__Exercise prompt__: In the records that follow, show each line where the word "text" is present.

#####

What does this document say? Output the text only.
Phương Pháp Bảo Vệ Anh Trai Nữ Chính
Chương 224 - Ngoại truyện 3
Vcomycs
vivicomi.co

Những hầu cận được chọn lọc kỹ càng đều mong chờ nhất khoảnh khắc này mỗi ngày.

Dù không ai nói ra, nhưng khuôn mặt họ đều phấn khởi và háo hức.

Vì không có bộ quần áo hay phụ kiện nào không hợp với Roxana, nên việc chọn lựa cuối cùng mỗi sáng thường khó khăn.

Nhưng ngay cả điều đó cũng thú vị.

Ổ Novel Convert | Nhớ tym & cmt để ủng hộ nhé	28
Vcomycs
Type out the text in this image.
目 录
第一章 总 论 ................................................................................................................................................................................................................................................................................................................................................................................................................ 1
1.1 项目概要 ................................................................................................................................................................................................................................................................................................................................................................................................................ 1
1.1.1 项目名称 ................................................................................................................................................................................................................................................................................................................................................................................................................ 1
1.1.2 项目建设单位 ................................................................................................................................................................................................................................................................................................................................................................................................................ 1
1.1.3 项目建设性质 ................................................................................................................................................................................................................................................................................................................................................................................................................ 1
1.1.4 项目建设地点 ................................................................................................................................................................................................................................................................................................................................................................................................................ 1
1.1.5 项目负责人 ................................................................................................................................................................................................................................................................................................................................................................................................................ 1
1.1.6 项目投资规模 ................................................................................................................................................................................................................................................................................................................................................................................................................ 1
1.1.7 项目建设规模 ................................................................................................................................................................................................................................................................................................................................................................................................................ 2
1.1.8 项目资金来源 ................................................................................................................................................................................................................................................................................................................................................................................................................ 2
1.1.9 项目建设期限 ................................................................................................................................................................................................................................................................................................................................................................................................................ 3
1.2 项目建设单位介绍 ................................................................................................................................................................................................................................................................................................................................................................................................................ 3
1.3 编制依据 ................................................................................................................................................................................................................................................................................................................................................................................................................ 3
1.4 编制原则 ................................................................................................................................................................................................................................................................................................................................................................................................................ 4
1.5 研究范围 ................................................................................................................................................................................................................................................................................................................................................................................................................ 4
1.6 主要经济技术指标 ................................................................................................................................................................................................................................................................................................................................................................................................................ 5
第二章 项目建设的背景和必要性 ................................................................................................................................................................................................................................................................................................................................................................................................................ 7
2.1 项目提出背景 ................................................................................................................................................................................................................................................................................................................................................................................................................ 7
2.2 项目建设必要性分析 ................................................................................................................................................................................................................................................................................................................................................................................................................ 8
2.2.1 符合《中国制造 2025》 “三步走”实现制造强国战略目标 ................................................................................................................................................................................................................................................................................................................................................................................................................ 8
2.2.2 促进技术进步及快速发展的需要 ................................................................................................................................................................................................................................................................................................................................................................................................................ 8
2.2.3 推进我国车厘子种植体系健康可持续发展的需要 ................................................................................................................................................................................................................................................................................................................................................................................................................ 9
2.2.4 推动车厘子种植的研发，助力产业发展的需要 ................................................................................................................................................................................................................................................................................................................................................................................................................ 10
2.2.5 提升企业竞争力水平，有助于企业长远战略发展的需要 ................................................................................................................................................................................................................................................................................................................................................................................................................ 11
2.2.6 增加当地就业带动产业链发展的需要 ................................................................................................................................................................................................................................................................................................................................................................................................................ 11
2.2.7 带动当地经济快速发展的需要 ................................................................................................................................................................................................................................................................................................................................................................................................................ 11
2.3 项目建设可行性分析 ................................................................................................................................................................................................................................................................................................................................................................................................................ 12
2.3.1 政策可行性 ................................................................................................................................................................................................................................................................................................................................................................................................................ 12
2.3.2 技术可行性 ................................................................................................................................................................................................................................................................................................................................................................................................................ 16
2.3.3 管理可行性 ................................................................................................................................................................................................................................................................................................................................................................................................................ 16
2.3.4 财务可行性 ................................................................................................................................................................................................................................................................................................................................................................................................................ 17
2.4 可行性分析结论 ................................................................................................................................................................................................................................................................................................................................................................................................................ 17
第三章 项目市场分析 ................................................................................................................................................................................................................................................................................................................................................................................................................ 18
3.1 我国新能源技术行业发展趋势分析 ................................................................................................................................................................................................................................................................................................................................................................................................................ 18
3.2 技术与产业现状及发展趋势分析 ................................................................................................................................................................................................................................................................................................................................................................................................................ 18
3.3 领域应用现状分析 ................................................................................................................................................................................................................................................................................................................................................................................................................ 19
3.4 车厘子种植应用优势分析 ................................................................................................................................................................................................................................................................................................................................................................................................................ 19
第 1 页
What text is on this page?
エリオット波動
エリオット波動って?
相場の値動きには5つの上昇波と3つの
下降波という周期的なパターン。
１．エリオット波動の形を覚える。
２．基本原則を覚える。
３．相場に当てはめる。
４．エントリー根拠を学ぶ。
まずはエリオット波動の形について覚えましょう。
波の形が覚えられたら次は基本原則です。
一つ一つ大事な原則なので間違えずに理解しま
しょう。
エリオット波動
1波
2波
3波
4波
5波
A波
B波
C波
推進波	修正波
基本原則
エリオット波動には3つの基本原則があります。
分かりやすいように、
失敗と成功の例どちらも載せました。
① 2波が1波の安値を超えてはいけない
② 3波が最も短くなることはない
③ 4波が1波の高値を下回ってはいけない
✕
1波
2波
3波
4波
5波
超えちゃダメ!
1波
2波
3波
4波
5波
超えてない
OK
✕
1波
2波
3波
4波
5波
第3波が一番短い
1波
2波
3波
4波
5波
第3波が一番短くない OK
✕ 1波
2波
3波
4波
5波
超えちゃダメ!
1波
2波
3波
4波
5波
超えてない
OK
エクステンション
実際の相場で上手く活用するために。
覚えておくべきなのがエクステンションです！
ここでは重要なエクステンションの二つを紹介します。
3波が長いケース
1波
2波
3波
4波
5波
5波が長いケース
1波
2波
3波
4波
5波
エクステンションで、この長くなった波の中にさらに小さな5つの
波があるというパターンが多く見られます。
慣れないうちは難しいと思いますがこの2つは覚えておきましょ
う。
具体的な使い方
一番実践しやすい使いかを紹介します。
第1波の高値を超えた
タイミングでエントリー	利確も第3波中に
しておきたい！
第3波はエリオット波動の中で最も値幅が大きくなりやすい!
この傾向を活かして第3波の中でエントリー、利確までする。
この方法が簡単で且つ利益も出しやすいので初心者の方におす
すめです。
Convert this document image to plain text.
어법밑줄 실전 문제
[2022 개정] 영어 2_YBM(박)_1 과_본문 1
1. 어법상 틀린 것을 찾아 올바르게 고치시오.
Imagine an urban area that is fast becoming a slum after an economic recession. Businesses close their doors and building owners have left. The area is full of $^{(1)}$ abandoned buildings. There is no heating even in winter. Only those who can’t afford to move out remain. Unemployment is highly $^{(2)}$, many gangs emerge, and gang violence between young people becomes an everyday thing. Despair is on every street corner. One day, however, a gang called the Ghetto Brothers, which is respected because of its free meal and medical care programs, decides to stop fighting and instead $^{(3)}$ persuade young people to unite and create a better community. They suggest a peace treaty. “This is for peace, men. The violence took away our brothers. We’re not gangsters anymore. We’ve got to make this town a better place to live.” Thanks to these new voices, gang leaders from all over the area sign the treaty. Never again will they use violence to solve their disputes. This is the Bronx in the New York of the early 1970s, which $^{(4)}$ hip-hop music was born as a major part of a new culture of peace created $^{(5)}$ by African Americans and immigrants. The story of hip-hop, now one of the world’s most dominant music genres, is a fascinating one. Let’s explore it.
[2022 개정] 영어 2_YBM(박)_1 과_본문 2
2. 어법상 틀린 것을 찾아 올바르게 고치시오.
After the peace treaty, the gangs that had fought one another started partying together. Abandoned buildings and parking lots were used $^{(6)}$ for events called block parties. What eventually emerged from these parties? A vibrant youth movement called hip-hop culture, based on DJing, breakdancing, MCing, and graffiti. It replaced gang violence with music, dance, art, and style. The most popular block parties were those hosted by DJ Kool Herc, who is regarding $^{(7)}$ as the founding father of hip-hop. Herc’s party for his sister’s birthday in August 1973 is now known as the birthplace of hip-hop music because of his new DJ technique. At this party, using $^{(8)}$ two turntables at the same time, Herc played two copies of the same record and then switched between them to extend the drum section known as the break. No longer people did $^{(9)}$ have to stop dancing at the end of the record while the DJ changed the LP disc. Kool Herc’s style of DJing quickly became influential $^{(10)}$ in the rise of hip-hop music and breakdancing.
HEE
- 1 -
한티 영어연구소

#####

__Expected answer__:
What does this document say? Output the text only.
Type out the text in this image.
What text is on this page?
Convert this document image to plain text.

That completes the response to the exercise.